## start

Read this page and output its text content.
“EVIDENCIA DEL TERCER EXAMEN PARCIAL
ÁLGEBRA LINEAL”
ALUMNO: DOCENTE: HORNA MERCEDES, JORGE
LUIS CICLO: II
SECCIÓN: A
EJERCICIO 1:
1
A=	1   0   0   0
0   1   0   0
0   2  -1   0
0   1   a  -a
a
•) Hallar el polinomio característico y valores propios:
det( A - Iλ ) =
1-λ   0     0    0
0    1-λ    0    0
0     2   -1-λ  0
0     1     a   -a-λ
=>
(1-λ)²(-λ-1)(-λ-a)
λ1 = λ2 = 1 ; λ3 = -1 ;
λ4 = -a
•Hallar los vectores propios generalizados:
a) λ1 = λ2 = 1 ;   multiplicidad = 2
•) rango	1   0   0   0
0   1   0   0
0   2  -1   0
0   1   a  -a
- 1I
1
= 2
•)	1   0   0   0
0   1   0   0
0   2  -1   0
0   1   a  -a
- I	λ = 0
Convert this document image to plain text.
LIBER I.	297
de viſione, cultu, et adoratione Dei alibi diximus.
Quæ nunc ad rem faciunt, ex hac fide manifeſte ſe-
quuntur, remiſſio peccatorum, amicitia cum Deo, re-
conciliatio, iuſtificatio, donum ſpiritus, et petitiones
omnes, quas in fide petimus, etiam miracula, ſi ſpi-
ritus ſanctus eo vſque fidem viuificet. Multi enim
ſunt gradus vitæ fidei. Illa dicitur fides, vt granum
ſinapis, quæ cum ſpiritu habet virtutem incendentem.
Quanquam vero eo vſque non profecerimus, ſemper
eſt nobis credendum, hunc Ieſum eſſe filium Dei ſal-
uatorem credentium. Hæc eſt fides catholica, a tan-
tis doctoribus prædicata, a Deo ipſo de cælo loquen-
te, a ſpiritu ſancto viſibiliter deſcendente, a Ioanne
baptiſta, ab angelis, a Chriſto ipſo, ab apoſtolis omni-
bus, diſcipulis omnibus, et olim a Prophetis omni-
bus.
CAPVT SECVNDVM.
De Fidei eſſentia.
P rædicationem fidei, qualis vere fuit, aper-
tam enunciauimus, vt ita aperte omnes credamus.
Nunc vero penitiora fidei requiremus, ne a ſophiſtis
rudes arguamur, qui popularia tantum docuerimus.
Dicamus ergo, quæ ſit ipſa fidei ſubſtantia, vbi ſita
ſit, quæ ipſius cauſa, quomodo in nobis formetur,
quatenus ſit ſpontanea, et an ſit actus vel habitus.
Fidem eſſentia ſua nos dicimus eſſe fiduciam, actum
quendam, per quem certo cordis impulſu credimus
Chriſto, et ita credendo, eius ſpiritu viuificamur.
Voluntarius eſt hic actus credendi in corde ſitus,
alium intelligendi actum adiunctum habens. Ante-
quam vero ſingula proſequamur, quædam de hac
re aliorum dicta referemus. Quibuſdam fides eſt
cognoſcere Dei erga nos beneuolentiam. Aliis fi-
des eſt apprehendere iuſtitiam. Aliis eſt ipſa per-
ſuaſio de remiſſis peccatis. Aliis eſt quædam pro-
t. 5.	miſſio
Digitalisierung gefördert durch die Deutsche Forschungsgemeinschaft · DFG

## end

TASK DETAILS - Retype the records in full. Keep every line identical to the original.

RESULT OF THE EXERCISE -
Read this page and output its text content.
“EVIDENCIA DEL TERCER EXAMEN PARCIAL
ÁLGEBRA LINEAL”
ALUMNO: DOCENTE: HORNA MERCEDES, JORGE
LUIS CICLO: II
SECCIÓN: A
EJERCICIO 1:
1
A=	1   0   0   0
0   1   0   0
0   2  -1   0
0   1   a  -a
a
•) Hallar el polinomio característico y valores propios:
det( A - Iλ ) =
1-λ   0     0    0
0    1-λ    0    0
0     2   -1-λ  0
0     1     a   -a-λ
=>
(1-λ)²(-λ-1)(-λ-a)
λ1 = λ2 = 1 ; λ3 = -1 ;
λ4 = -a
•Hallar los vectores propios generalizados:
a) λ1 = λ2 = 1 ;   multiplicidad = 2
•) rango	1   0   0   0
0   1   0   0
0   2  -1   0
0   1   a  -a
- 1I
1
= 2
•)	1   0   0   0
0   1   0   0
0   2  -1   0
0   1   a  -a
- I	λ = 0
Convert this document image to plain text.
LIBER I.	297
de viſione, cultu, et adoratione Dei alibi diximus.
Quæ nunc ad rem faciunt, ex hac fide manifeſte ſe-
quuntur, remiſſio peccatorum, amicitia cum Deo, re-
conciliatio, iuſtificatio, donum ſpiritus, et petitiones
omnes, quas in fide petimus, etiam miracula, ſi ſpi-
ritus ſanctus eo vſque fidem viuificet. Multi enim
ſunt gradus vitæ fidei. Illa dicitur fides, vt granum
ſinapis, quæ cum ſpiritu habet virtutem incendentem.
Quanquam vero eo vſque non profecerimus, ſemper
eſt nobis credendum, hunc Ieſum eſſe filium Dei ſal-
uatorem credentium. Hæc eſt fides catholica, a tan-
tis doctoribus prædicata, a Deo ipſo de cælo loquen-
te, a ſpiritu ſancto viſibiliter deſcendente, a Ioanne
baptiſta, ab angelis, a Chriſto ipſo, ab apoſtolis omni-
bus, diſcipulis omnibus, et olim a Prophetis omni-
bus.
CAPVT SECVNDVM.
De Fidei eſſentia.
P rædicationem fidei, qualis vere fuit, aper-
tam enunciauimus, vt ita aperte omnes credamus.
Nunc vero penitiora fidei requiremus, ne a ſophiſtis
rudes arguamur, qui popularia tantum docuerimus.
Dicamus ergo, quæ ſit ipſa fidei ſubſtantia, vbi ſita
ſit, quæ ipſius cauſa, quomodo in nobis formetur,
quatenus ſit ſpontanea, et an ſit actus vel habitus.
Fidem eſſentia ſua nos dicimus eſſe fiduciam, actum
quendam, per quem certo cordis impulſu credimus
Chriſto, et ita credendo, eius ſpiritu viuificamur.
Voluntarius eſt hic actus credendi in corde ſitus,
alium intelligendi actum adiunctum habens. Ante-
quam vero ſingula proſequamur, quædam de hac
re aliorum dicta referemus. Quibuſdam fides eſt
cognoſcere Dei erga nos beneuolentiam. Aliis fi-
des eſt apprehendere iuſtitiam. Aliis eſt ipſa per-
ſuaſio de remiſſis peccatis. Aliis eſt quædam pro-
t. 5.	miſſio
Digitalisierung gefördert durch die Deutsche Forschungsgemeinschaft · DFG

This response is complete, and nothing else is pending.